● Description of the task
Reply with one number only, the count of lines holding the string "Budget".

━━━━━ Input rows

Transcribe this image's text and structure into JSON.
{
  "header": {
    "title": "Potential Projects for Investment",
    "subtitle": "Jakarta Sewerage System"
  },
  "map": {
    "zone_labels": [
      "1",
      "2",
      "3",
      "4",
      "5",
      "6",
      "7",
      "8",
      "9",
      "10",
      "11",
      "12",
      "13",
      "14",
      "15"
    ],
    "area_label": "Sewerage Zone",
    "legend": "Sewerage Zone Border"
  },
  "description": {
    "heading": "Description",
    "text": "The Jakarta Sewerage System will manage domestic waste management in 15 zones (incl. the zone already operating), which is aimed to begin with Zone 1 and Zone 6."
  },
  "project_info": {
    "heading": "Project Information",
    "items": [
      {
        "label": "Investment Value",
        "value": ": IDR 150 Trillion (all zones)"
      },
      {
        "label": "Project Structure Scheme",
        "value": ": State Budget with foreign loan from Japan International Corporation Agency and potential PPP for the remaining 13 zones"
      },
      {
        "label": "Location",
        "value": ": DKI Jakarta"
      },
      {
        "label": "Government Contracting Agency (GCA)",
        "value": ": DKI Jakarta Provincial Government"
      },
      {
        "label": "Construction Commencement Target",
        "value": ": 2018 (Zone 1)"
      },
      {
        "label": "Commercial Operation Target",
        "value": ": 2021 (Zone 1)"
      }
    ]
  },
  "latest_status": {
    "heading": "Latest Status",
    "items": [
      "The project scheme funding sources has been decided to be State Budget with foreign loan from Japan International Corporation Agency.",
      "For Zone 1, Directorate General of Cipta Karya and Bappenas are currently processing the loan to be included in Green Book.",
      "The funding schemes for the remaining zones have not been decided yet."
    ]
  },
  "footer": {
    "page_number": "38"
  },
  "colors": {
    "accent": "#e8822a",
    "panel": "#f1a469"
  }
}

━━━━━━━━━━
━━━━━ Input rows

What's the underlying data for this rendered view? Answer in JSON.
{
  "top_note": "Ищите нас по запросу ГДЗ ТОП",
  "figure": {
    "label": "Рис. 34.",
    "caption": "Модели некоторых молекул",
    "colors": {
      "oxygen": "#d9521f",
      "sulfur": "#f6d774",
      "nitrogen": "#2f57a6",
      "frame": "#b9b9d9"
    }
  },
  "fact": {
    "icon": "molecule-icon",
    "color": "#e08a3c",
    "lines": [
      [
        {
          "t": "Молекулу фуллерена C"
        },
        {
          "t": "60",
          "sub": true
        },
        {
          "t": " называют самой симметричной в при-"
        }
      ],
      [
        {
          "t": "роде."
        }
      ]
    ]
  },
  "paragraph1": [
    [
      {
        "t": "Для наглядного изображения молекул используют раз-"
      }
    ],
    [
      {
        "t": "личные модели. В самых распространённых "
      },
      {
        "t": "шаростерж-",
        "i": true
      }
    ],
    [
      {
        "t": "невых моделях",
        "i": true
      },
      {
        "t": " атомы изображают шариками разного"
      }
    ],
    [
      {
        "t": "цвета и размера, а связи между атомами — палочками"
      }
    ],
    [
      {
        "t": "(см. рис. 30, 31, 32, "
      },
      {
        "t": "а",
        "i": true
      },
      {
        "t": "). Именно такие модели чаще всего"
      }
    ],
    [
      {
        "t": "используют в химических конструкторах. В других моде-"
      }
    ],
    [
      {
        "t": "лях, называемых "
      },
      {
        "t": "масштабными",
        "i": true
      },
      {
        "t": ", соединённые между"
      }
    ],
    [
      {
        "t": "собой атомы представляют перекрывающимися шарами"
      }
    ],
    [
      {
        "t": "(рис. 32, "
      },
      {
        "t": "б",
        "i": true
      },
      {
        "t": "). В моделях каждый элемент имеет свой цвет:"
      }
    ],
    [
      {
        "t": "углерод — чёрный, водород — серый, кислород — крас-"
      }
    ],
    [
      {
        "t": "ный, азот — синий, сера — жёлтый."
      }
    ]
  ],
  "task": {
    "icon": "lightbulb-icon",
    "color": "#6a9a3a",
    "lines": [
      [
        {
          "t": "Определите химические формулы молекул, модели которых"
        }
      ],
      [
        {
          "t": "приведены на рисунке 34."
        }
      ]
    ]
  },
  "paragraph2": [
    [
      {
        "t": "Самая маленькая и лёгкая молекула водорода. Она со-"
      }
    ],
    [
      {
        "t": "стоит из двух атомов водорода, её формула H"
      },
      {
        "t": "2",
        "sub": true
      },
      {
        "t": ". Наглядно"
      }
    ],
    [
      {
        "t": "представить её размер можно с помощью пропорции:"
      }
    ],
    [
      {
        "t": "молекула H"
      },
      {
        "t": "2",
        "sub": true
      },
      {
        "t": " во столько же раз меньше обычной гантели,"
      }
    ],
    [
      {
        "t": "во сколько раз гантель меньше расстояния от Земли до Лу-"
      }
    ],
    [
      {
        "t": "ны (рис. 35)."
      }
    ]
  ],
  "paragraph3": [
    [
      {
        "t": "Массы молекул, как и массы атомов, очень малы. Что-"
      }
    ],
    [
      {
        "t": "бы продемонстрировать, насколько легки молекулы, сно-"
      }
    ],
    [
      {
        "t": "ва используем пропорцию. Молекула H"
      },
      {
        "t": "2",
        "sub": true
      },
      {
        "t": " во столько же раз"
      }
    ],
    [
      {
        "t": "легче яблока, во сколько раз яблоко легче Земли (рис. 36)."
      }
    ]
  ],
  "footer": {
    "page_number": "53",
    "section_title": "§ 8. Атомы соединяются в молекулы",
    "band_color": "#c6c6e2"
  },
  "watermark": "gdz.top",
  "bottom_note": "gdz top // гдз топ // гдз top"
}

━━━━━━━━━━

● Response to the task
2